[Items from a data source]

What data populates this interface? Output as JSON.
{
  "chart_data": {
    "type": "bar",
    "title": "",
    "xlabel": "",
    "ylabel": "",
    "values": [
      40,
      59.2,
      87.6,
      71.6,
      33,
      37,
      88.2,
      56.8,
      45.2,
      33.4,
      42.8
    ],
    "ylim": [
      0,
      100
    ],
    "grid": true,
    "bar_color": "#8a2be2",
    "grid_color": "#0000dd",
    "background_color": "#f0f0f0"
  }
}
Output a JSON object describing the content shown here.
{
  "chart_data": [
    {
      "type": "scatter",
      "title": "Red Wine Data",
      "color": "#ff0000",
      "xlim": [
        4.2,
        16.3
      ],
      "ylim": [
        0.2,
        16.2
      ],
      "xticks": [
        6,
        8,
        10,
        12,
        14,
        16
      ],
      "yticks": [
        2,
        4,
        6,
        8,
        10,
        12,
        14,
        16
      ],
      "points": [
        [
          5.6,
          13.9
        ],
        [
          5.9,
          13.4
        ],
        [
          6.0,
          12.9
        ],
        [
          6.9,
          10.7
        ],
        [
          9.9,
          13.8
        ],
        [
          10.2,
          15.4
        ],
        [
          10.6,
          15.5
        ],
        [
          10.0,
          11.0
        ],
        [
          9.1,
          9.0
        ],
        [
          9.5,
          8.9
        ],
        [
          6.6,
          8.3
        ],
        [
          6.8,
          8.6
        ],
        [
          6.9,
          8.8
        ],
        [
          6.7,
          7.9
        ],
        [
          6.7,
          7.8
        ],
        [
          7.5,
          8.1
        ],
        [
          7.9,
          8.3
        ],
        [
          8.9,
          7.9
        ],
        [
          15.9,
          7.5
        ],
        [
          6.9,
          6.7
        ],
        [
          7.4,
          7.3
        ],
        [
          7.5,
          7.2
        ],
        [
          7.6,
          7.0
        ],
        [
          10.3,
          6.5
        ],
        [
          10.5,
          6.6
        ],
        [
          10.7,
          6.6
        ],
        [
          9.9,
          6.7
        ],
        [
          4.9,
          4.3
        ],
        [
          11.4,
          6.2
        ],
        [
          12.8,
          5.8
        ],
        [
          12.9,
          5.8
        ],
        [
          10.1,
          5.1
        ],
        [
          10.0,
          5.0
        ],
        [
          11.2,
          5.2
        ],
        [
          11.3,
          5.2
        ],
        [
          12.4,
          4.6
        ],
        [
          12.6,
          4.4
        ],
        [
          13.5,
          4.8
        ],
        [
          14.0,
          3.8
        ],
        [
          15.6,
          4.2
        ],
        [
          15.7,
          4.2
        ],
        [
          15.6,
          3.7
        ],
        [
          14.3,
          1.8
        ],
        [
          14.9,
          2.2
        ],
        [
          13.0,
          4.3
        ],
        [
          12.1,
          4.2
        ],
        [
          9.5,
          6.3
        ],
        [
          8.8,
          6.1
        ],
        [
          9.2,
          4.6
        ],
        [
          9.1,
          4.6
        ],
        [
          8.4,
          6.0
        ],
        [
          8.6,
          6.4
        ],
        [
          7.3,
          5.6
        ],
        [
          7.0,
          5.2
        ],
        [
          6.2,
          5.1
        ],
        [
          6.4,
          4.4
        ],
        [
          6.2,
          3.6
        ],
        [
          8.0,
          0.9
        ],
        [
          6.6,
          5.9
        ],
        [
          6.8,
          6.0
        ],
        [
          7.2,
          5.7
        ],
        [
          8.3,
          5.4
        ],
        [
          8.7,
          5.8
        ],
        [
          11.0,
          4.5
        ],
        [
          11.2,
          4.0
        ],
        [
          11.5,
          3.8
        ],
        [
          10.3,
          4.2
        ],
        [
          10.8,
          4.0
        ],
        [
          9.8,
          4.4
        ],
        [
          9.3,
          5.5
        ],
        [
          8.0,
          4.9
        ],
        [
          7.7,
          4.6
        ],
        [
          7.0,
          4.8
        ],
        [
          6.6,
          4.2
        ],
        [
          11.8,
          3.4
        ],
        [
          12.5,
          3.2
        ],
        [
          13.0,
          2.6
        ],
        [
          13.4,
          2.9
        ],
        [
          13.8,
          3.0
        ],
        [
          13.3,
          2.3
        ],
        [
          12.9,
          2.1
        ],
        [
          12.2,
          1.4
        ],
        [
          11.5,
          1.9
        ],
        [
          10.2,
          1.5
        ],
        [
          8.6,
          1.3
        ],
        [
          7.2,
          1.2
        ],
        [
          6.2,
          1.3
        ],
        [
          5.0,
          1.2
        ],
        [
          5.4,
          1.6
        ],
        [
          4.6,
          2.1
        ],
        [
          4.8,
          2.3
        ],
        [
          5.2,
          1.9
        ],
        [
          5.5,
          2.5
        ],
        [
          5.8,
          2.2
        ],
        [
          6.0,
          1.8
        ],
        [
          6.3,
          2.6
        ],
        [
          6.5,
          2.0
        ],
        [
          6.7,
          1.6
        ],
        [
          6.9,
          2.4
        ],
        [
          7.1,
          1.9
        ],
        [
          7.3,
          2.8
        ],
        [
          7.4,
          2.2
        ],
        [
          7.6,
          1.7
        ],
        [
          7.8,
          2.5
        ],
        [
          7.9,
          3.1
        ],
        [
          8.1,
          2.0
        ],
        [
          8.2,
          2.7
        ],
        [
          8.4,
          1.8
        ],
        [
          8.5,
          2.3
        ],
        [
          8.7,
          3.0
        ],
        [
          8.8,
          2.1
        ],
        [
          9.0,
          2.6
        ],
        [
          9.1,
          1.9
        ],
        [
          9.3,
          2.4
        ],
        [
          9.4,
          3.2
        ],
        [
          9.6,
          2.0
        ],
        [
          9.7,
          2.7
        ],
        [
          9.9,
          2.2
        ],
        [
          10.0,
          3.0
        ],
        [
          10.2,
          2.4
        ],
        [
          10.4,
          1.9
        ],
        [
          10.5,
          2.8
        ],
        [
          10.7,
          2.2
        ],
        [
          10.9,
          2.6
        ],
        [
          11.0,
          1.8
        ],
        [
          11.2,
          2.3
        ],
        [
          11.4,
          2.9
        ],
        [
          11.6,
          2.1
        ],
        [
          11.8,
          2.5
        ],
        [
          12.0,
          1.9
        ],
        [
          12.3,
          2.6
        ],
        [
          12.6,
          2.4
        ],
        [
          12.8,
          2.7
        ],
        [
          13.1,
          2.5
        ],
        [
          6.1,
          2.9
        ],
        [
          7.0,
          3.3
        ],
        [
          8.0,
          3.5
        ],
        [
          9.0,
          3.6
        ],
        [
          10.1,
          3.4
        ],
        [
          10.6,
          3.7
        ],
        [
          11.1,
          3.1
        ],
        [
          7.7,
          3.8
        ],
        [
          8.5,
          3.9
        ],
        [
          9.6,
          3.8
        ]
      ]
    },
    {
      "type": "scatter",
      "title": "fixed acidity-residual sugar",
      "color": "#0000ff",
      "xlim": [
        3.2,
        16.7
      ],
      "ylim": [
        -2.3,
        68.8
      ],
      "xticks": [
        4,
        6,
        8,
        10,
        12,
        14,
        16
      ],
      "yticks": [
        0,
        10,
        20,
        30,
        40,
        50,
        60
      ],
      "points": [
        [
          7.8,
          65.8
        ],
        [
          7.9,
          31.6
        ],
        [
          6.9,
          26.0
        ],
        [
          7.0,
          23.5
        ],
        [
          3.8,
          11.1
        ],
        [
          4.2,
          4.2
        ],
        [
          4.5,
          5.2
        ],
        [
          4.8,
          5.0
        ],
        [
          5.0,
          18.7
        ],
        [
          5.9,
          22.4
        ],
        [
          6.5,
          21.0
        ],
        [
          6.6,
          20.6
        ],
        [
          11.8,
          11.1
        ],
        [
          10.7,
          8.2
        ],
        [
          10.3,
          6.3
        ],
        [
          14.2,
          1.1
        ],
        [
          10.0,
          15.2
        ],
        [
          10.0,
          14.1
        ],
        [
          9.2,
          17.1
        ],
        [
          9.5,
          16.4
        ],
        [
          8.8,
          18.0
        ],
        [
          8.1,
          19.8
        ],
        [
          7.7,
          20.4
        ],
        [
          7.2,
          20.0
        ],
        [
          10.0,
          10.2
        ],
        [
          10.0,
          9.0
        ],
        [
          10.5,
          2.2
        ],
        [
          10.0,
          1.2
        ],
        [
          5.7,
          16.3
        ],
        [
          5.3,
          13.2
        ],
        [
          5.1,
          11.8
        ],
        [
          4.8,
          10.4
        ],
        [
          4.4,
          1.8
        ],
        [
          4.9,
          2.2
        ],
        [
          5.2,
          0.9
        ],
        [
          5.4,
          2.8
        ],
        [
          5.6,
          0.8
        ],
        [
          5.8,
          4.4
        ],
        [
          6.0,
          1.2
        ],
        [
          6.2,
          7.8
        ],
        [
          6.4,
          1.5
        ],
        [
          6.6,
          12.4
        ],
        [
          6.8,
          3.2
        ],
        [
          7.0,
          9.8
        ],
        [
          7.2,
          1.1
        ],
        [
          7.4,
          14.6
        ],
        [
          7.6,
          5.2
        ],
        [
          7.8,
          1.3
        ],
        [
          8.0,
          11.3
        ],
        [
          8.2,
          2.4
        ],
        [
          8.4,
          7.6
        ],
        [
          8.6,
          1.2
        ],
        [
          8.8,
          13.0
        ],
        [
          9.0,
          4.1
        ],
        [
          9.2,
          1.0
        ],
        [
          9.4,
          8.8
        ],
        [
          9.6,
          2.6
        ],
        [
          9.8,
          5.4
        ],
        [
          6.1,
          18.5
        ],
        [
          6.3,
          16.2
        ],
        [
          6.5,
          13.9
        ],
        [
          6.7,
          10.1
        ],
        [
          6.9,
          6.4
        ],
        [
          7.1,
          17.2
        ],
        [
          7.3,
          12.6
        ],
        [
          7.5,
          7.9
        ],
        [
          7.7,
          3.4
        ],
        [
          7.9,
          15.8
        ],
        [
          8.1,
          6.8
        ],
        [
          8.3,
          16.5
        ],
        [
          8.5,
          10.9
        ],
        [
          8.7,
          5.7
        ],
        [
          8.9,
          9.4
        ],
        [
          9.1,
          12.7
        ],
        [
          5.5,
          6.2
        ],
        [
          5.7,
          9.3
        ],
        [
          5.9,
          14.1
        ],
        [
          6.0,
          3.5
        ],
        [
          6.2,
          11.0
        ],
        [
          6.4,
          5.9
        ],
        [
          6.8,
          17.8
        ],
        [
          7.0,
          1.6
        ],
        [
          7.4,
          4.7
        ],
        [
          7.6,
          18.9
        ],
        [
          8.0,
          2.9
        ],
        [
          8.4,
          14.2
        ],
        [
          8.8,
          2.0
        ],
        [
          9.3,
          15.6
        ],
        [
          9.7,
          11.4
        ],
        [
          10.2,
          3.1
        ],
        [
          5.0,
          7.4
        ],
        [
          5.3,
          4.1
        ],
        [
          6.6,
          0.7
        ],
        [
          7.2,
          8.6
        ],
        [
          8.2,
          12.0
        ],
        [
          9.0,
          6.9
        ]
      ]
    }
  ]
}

Exercise brief
Return a copy of every line that includes the word "Output".

Answer to this task
What data populates this interface? Output as JSON.
Output a JSON object describing the content shown here.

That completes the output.